_Stored data_
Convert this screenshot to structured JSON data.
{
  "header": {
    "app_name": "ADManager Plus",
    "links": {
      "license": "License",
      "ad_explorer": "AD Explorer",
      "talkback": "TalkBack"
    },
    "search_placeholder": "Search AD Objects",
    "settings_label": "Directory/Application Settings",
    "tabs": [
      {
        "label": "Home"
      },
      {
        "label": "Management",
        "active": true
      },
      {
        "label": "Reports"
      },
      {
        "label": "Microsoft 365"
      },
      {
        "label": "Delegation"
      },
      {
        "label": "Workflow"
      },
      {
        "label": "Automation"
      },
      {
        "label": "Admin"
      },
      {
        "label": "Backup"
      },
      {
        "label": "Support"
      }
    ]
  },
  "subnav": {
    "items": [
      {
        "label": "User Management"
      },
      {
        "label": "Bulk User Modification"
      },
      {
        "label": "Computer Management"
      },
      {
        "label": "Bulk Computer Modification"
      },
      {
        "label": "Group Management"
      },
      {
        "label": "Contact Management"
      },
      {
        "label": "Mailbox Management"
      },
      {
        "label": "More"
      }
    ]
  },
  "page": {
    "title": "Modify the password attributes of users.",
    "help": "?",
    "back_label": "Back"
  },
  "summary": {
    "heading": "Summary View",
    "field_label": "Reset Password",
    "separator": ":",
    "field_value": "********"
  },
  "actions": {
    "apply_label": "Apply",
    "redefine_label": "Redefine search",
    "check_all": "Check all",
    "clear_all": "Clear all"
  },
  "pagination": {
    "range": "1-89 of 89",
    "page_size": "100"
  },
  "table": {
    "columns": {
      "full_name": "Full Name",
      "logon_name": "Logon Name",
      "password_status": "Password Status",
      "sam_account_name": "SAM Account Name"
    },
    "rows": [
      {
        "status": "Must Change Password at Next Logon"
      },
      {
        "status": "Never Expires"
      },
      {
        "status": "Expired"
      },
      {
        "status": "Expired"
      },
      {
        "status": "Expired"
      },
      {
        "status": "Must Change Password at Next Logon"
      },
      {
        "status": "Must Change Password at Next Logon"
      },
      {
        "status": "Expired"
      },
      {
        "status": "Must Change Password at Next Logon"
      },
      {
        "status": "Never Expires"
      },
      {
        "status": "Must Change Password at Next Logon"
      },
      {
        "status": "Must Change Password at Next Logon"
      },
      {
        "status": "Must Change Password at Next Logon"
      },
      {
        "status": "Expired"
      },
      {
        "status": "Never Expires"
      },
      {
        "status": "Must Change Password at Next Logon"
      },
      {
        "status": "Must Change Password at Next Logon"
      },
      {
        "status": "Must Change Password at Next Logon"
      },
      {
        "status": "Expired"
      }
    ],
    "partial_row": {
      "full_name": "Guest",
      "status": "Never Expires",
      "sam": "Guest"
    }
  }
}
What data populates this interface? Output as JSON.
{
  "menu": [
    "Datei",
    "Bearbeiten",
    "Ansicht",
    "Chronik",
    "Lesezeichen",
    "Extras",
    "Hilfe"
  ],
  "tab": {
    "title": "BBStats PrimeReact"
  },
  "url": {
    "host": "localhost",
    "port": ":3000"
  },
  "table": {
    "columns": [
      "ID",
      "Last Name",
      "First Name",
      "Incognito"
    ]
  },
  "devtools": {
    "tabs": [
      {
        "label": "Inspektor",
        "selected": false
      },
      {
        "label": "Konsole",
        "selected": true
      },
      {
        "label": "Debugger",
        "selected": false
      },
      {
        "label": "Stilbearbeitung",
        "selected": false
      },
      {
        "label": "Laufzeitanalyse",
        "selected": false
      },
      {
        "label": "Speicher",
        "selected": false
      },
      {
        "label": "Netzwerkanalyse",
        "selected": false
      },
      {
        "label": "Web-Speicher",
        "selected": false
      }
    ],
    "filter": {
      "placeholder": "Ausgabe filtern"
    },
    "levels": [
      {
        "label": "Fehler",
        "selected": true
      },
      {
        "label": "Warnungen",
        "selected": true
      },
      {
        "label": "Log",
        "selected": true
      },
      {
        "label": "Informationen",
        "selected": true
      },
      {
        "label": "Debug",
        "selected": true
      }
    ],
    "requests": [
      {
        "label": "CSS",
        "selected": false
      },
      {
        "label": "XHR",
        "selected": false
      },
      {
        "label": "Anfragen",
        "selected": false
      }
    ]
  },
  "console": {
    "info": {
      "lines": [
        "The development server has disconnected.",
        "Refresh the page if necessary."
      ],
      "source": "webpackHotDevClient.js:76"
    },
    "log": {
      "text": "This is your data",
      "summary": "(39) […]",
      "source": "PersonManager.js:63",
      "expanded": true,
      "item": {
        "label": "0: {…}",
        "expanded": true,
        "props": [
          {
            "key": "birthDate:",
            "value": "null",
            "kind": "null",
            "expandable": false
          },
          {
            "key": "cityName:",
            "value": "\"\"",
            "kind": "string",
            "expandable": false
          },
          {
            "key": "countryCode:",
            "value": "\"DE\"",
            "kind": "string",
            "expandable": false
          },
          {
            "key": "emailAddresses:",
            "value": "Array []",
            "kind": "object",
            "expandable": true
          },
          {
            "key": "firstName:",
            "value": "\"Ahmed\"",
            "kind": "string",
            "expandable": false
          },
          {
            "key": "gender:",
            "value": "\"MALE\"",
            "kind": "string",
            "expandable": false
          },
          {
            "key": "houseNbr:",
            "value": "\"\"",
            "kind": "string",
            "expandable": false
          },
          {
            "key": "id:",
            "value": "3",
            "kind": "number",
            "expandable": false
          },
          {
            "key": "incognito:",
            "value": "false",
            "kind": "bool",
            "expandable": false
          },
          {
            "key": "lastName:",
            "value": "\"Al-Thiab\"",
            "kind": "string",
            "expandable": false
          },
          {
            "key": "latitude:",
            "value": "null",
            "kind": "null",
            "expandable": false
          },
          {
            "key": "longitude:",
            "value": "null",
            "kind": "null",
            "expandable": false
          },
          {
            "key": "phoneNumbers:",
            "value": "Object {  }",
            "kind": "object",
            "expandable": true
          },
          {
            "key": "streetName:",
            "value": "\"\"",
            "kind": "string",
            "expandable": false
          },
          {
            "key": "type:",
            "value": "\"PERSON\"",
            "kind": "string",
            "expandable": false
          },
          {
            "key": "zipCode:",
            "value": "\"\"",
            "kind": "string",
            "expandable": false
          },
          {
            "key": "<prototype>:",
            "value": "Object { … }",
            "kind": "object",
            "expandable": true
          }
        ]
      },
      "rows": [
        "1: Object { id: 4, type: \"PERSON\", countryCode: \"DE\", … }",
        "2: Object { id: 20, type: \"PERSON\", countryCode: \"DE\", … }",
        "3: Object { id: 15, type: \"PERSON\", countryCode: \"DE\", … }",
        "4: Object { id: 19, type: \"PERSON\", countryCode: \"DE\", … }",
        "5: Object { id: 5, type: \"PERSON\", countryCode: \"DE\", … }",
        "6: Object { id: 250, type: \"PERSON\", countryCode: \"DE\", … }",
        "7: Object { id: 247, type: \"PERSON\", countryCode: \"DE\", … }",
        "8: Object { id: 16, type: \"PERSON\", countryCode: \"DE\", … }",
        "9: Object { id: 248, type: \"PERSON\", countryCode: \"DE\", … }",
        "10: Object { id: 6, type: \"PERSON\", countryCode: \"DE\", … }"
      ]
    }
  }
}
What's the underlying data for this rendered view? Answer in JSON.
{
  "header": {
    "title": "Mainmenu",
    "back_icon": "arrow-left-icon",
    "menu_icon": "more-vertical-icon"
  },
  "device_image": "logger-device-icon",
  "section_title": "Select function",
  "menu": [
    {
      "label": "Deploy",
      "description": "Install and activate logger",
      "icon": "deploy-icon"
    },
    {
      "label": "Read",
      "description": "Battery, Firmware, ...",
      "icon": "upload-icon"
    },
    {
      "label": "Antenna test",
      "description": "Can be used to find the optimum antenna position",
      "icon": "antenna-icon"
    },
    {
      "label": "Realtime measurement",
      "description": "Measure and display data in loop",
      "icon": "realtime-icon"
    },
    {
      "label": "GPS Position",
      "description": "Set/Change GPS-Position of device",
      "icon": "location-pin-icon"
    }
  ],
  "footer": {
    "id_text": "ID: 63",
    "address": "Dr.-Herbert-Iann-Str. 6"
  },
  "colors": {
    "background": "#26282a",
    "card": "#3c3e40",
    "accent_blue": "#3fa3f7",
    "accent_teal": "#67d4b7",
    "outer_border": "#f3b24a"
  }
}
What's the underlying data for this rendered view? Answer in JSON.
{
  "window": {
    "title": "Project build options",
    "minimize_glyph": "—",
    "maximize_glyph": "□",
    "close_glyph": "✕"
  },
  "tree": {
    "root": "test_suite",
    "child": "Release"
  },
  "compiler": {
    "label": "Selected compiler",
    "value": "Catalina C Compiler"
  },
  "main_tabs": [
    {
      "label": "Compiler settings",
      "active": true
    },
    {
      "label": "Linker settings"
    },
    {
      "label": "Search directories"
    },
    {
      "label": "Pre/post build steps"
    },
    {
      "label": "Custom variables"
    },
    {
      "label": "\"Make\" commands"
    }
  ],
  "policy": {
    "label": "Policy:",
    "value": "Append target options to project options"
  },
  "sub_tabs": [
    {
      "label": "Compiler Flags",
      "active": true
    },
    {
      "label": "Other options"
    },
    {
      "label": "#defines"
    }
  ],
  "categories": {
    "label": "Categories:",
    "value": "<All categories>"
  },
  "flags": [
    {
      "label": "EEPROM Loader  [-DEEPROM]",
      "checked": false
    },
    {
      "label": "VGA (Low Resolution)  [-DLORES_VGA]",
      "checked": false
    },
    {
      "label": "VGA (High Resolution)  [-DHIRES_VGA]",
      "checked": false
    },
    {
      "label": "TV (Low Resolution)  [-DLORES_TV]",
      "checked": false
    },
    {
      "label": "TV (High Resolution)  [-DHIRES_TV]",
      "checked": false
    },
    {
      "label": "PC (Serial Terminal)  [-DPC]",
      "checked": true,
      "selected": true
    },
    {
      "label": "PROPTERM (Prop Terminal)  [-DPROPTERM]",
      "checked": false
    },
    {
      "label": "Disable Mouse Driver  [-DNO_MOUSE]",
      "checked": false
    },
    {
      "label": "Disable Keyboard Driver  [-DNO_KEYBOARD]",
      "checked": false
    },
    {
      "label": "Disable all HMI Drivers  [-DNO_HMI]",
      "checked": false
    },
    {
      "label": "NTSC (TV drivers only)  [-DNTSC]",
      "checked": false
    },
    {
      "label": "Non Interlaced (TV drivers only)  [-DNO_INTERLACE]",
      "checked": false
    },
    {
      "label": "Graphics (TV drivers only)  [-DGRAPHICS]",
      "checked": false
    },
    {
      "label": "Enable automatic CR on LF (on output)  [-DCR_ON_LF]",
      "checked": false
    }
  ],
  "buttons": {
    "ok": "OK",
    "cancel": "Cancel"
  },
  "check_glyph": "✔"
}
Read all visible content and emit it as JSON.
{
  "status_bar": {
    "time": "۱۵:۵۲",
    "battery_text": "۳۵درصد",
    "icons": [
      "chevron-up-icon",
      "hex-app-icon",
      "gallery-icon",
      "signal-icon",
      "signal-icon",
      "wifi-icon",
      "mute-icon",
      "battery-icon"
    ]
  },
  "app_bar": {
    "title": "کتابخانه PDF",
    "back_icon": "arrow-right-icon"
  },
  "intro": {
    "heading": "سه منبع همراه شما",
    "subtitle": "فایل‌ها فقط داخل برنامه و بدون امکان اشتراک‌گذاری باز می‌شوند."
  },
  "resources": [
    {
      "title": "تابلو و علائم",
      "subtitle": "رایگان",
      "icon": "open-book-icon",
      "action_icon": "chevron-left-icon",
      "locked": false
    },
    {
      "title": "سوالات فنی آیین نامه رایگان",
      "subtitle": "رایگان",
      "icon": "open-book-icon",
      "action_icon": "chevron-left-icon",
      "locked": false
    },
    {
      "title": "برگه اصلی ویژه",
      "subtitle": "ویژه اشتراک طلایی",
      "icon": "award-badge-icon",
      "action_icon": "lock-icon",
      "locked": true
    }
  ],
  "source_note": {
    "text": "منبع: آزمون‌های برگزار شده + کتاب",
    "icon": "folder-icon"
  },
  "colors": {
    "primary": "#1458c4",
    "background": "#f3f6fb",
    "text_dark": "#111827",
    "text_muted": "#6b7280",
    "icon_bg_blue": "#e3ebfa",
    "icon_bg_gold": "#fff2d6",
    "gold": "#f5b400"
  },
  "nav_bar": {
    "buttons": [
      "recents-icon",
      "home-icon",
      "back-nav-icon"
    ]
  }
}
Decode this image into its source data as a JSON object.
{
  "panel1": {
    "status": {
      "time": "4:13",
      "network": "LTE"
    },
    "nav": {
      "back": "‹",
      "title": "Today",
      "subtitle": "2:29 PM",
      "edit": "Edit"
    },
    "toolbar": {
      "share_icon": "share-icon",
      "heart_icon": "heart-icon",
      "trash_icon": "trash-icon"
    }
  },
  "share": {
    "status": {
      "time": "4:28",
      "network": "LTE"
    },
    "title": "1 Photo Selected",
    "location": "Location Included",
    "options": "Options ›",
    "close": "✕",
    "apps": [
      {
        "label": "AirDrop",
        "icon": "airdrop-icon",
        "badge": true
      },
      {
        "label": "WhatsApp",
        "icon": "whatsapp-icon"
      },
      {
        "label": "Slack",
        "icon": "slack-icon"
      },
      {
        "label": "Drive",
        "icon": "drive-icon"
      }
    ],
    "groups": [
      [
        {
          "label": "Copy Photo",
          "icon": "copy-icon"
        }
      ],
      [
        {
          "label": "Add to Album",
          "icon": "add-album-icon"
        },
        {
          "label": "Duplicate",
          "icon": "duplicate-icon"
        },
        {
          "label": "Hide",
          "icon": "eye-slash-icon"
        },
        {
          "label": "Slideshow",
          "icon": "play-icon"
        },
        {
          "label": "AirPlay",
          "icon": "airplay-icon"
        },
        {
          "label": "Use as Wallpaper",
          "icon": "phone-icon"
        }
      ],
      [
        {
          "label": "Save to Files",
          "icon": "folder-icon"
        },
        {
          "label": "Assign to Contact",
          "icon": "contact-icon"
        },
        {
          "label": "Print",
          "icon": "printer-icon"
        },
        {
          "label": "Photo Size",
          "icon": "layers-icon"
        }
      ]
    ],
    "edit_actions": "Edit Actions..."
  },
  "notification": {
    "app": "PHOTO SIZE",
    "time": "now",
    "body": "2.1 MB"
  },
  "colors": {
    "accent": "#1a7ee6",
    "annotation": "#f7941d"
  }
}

_PROBLEM REQUIREMENTS_
Lines containing the word "Edit" are to be tallied; report only the total.

_TASK RESPONSE_
2